-- begin Extracted material --

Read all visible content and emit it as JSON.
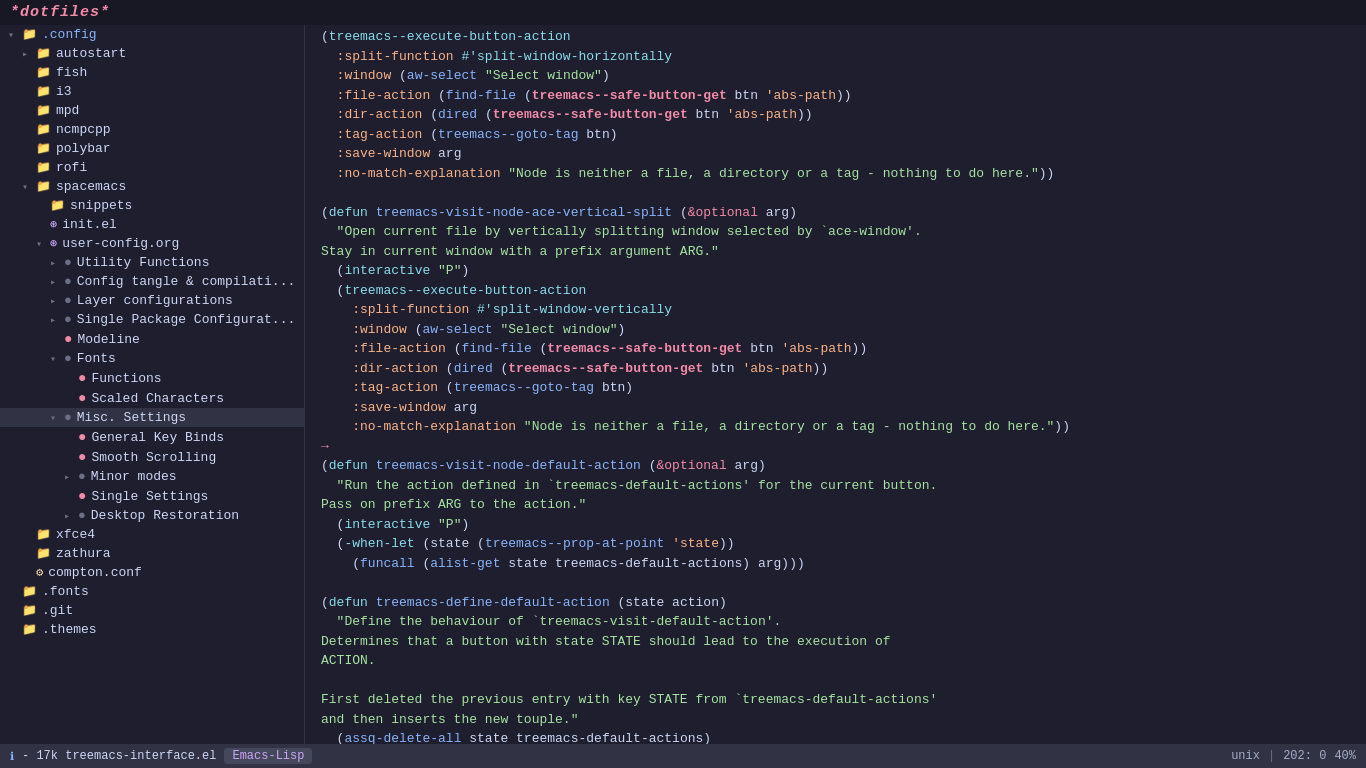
{
  "titleBar": {
    "text": "*dotfiles*"
  },
  "sidebar": {
    "items": [
      {
        "id": "config",
        "label": ".config",
        "type": "folder-open",
        "indent": 0
      },
      {
        "id": "autostart",
        "label": "autostart",
        "type": "folder",
        "indent": 1
      },
      {
        "id": "fish",
        "label": "fish",
        "type": "folder",
        "indent": 1
      },
      {
        "id": "i3",
        "label": "i3",
        "type": "folder",
        "indent": 1
      },
      {
        "id": "mpd",
        "label": "mpd",
        "type": "folder",
        "indent": 1
      },
      {
        "id": "ncmpcpp",
        "label": "ncmpcpp",
        "type": "folder",
        "indent": 1
      },
      {
        "id": "polybar",
        "label": "polybar",
        "type": "folder",
        "indent": 1
      },
      {
        "id": "rofi",
        "label": "rofi",
        "type": "folder",
        "indent": 1
      },
      {
        "id": "spacemacs",
        "label": "spacemacs",
        "type": "folder-open",
        "indent": 1
      },
      {
        "id": "snippets",
        "label": "snippets",
        "type": "folder",
        "indent": 2
      },
      {
        "id": "init-el",
        "label": "init.el",
        "type": "spacemacs",
        "indent": 2
      },
      {
        "id": "user-config",
        "label": "user-config.org",
        "type": "spacemacs",
        "indent": 2
      },
      {
        "id": "utility-functions",
        "label": "Utility Functions",
        "type": "arrow-closed",
        "indent": 3
      },
      {
        "id": "config-tangle",
        "label": "Config tangle & compilati...",
        "type": "arrow-closed",
        "indent": 3
      },
      {
        "id": "layer-config",
        "label": "Layer configurations",
        "type": "arrow-closed",
        "indent": 3
      },
      {
        "id": "single-package",
        "label": "Single Package Configurat...",
        "type": "arrow-closed",
        "indent": 3
      },
      {
        "id": "modeline",
        "label": "Modeline",
        "type": "dot-red",
        "indent": 3
      },
      {
        "id": "fonts",
        "label": "Fonts",
        "type": "arrow-open",
        "indent": 3
      },
      {
        "id": "functions",
        "label": "Functions",
        "type": "dot-red",
        "indent": 4
      },
      {
        "id": "scaled-chars",
        "label": "Scaled Characters",
        "type": "dot-red",
        "indent": 4
      },
      {
        "id": "misc-settings",
        "label": "Misc. Settings",
        "type": "arrow-open",
        "indent": 3,
        "selected": true
      },
      {
        "id": "general-key-binds",
        "label": "General Key Binds",
        "type": "dot-red",
        "indent": 4
      },
      {
        "id": "smooth-scrolling",
        "label": "Smooth Scrolling",
        "type": "dot-red",
        "indent": 4
      },
      {
        "id": "minor-modes",
        "label": "Minor modes",
        "type": "arrow-closed",
        "indent": 4
      },
      {
        "id": "single-settings",
        "label": "Single Settings",
        "type": "dot-red",
        "indent": 4
      },
      {
        "id": "desktop-restoration",
        "label": "Desktop Restoration",
        "type": "arrow-closed",
        "indent": 4
      },
      {
        "id": "xfce4",
        "label": "xfce4",
        "type": "folder",
        "indent": 1
      },
      {
        "id": "zathura",
        "label": "zathura",
        "type": "folder",
        "indent": 1
      },
      {
        "id": "compton",
        "label": "compton.conf",
        "type": "gear",
        "indent": 1
      },
      {
        "id": "fonts-dir",
        "label": ".fonts",
        "type": "folder",
        "indent": 0
      },
      {
        "id": "git",
        "label": ".git",
        "type": "folder",
        "indent": 0
      },
      {
        "id": "themes",
        "label": ".themes",
        "type": "folder-partial",
        "indent": 0
      }
    ]
  },
  "editor": {
    "code": ""
  },
  "statusBar": {
    "icon": "ℹ",
    "size": "17k",
    "filename": "treemacs-interface.el",
    "mode": "Emacs-Lisp",
    "encoding": "unix",
    "position": "202: 0",
    "percent": "40%"
  }
}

-- end Extracted material --

Given instruction:
From the listing above, collect each line in which the string "user" appears.

Reply to the exercise:
        "id": "user-config",
        "label": "user-config.org",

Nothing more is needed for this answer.